»»

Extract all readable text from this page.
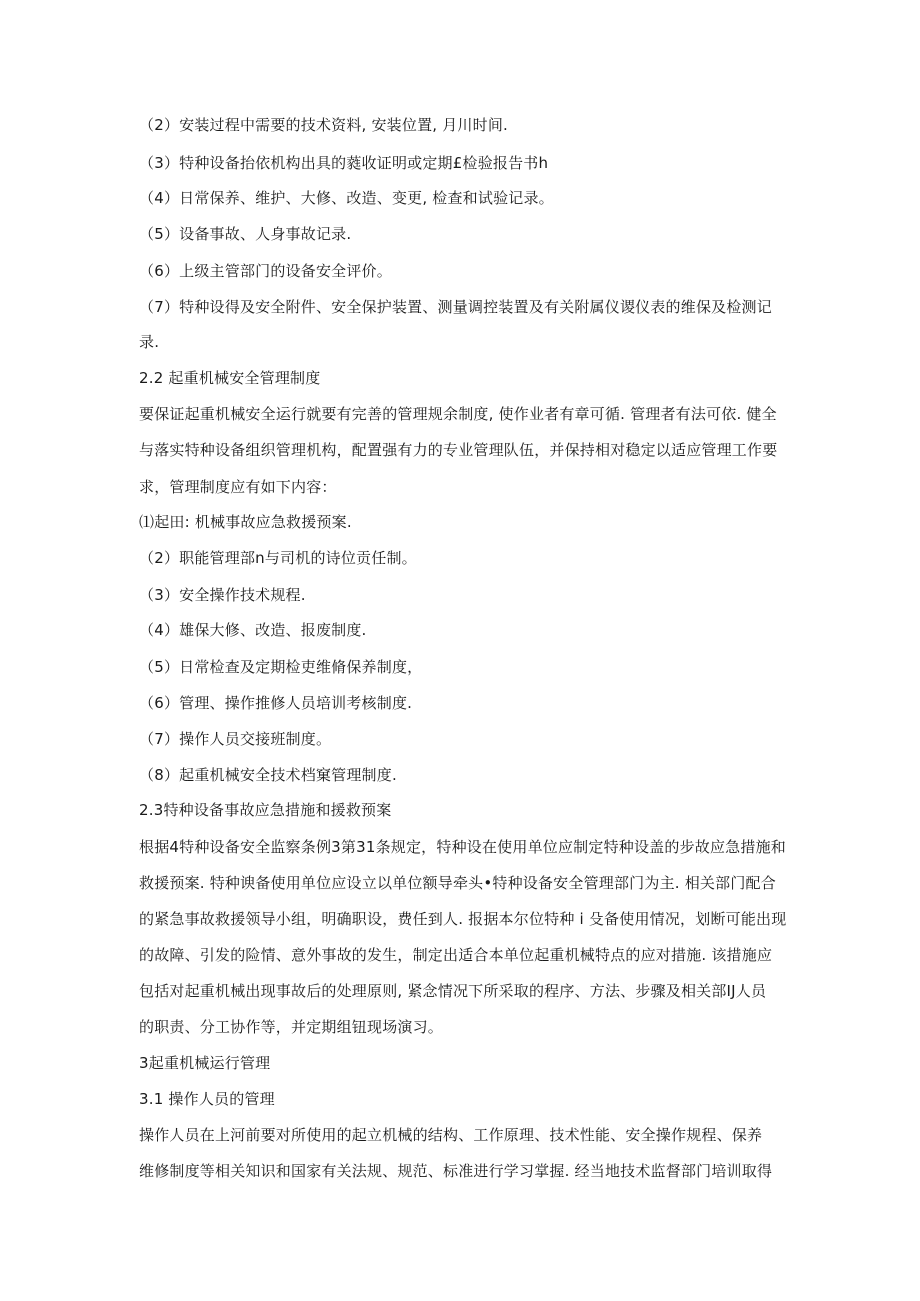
（2）安装过程中需要的技术资料, 安装位置, 月川时间.
（3）特种设备抬依机构出具的蕤收证明或定期£检验报告书h
（4）日常保养、维护、大修、改造、变更, 检查和试验记录。
（5）设备事故、人身事故记录.
（6）上级主管部门的设备安全评价。
（7）特种设得及安全附件、安全保护装置、测量调控装置及有关附属仪谡仪表的维保及检测记
录.
2.2 起重机械安全管理制度
要保证起重机械安全运行就要有完善的管理规余制度, 使作业者有章可循. 管理者有法可依. 健全
与落实特种设备组织管理机构，配置强有力的专业管理队伍，并保持相对稳定以适应管理工作要
求，管理制度应有如下内容：
⑴起田: 机械事故应急救援预案.
（2）职能管理部n与司机的诗位贡任制。
（3）安全操作技术规程.
（4）雄保大修、改造、报废制度.
（5）日常检查及定期检吏维脩保养制度，
（6）管理、操作推修人员培训考核制度.
（7）操作人员交接班制度。
（8）起重机械安全技术档窠管理制度.
2.3特种设备事故应急措施和援救预案
根据4特种设备安全监察条例3第31条规定，特种设在使用单位应制定特种设盖的步故应急措施和
救援预案. 特种谀备使用单位应设立以单位额导牵头•特种设备安全管理部门为主. 相关部门配合
的紧急事故救援领导小组，明确职设，费任到人. 报据本尔位特种 i 殳备使用情况，划断可能出现
的故障、引发的险情、意外事故的发生，制定出适合本单位起重机械特点的应对措施. 该措施应
包括对起重机械出现事故后的处理原则, 紧念情况下所采取的程序、方法、步骤及相关部IJ人员
的职责、分工协作等，并定期组钮现场演习。
3起重机械运行管理
3.1 操作人员的管理
操作人员在上河前要对所使用的起立机械的结构、工作原理、技术性能、安全操作规程、保养
维修制度等相关知识和国家有关法规、规范、标准进行学习掌握. 经当地技术监督部门培训取得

««

» Work to be completed
The records above are to be quoted exactly, with all pictures left out.

» Output of the exercise
Extract all readable text from this page.
（2）安装过程中需要的技术资料, 安装位置, 月川时间.
（3）特种设备抬依机构出具的蕤收证明或定期£检验报告书h
（4）日常保养、维护、大修、改造、变更, 检查和试验记录。
（5）设备事故、人身事故记录.
（6）上级主管部门的设备安全评价。
（7）特种设得及安全附件、安全保护装置、测量调控装置及有关附属仪谡仪表的维保及检测记
录.
2.2 起重机械安全管理制度
要保证起重机械安全运行就要有完善的管理规余制度, 使作业者有章可循. 管理者有法可依. 健全
与落实特种设备组织管理机构，配置强有力的专业管理队伍，并保持相对稳定以适应管理工作要
求，管理制度应有如下内容：
⑴起田: 机械事故应急救援预案.
（2）职能管理部n与司机的诗位贡任制。
（3）安全操作技术规程.
（4）雄保大修、改造、报废制度.
（5）日常检查及定期检吏维脩保养制度，
（6）管理、操作推修人员培训考核制度.
（7）操作人员交接班制度。
（8）起重机械安全技术档窠管理制度.
2.3特种设备事故应急措施和援救预案
根据4特种设备安全监察条例3第31条规定，特种设在使用单位应制定特种设盖的步故应急措施和
救援预案. 特种谀备使用单位应设立以单位额导牵头•特种设备安全管理部门为主. 相关部门配合
的紧急事故救援领导小组，明确职设，费任到人. 报据本尔位特种 i 殳备使用情况，划断可能出现
的故障、引发的险情、意外事故的发生，制定出适合本单位起重机械特点的应对措施. 该措施应
包括对起重机械出现事故后的处理原则, 紧念情况下所采取的程序、方法、步骤及相关部IJ人员
的职责、分工协作等，并定期组钮现场演习。
3起重机械运行管理
3.1 操作人员的管理
操作人员在上河前要对所使用的起立机械的结构、工作原理、技术性能、安全操作规程、保养
维修制度等相关知识和国家有关法规、规范、标准进行学习掌握. 经当地技术监督部门培训取得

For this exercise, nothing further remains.